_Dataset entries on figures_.
········

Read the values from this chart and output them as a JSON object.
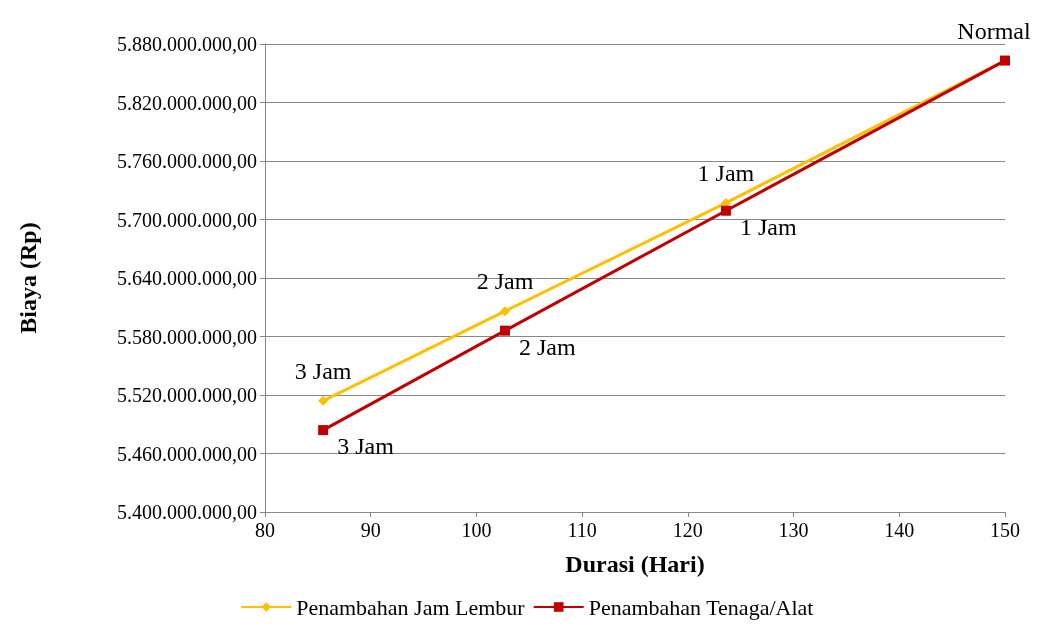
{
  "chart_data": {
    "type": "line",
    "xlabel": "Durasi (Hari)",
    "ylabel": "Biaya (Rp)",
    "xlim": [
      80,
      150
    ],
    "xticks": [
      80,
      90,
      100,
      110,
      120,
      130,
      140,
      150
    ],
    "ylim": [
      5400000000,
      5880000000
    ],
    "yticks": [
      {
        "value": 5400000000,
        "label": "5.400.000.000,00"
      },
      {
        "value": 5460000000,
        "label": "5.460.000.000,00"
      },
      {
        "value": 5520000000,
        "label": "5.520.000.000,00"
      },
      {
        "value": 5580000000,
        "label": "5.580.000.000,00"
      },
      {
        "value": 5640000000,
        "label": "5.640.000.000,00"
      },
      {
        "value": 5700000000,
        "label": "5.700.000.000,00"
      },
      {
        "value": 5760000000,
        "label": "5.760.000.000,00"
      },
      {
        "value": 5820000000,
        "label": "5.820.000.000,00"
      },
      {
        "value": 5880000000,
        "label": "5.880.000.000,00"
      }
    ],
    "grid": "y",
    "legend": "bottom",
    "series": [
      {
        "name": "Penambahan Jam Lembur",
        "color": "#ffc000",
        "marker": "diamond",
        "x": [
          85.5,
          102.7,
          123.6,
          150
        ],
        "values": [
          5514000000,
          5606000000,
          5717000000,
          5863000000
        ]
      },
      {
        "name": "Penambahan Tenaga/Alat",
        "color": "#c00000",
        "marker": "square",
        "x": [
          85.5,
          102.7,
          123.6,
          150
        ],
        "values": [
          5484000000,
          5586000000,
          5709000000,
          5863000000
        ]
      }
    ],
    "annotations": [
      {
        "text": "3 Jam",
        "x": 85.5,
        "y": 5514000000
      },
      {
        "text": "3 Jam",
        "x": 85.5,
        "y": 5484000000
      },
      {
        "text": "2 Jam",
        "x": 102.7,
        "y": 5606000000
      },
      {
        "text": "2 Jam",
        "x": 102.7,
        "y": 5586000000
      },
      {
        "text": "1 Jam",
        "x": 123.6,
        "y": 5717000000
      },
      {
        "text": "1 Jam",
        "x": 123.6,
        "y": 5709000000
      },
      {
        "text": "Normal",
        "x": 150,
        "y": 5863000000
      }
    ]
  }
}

········

_WHAT TO PRODUCE_. Every entry must be written out exactly, with all pictures left out.

_PROBLEM SOLUTION_.
Read the values from this chart and output them as a JSON object.
{
  "chart_data": {
    "type": "line",
    "xlabel": "Durasi (Hari)",
    "ylabel": "Biaya (Rp)",
    "xlim": [
      80,
      150
    ],
    "xticks": [
      80,
      90,
      100,
      110,
      120,
      130,
      140,
      150
    ],
    "ylim": [
      5400000000,
      5880000000
    ],
    "yticks": [
      {
        "value": 5400000000,
        "label": "5.400.000.000,00"
      },
      {
        "value": 5460000000,
        "label": "5.460.000.000,00"
      },
      {
        "value": 5520000000,
        "label": "5.520.000.000,00"
      },
      {
        "value": 5580000000,
        "label": "5.580.000.000,00"
      },
      {
        "value": 5640000000,
        "label": "5.640.000.000,00"
      },
      {
        "value": 5700000000,
        "label": "5.700.000.000,00"
      },
      {
        "value": 5760000000,
        "label": "5.760.000.000,00"
      },
      {
        "value": 5820000000,
        "label": "5.820.000.000,00"
      },
      {
        "value": 5880000000,
        "label": "5.880.000.000,00"
      }
    ],
    "grid": "y",
    "legend": "bottom",
    "series": [
      {
        "name": "Penambahan Jam Lembur",
        "color": "#ffc000",
        "marker": "diamond",
        "x": [
          85.5,
          102.7,
          123.6,
          150
        ],
        "values": [
          5514000000,
          5606000000,
          5717000000,
          5863000000
        ]
      },
      {
        "name": "Penambahan Tenaga/Alat",
        "color": "#c00000",
        "marker": "square",
        "x": [
          85.5,
          102.7,
          123.6,
          150
        ],
        "values": [
          5484000000,
          5586000000,
          5709000000,
          5863000000
        ]
      }
    ],
    "annotations": [
      {
        "text": "3 Jam",
        "x": 85.5,
        "y": 5514000000
      },
      {
        "text": "3 Jam",
        "x": 85.5,
        "y": 5484000000
      },
      {
        "text": "2 Jam",
        "x": 102.7,
        "y": 5606000000
      },
      {
        "text": "2 Jam",
        "x": 102.7,
        "y": 5586000000
      },
      {
        "text": "1 Jam",
        "x": 123.6,
        "y": 5717000000
      },
      {
        "text": "1 Jam",
        "x": 123.6,
        "y": 5709000000
      },
      {
        "text": "Normal",
        "x": 150,
        "y": 5863000000
      }
    ]
  }
}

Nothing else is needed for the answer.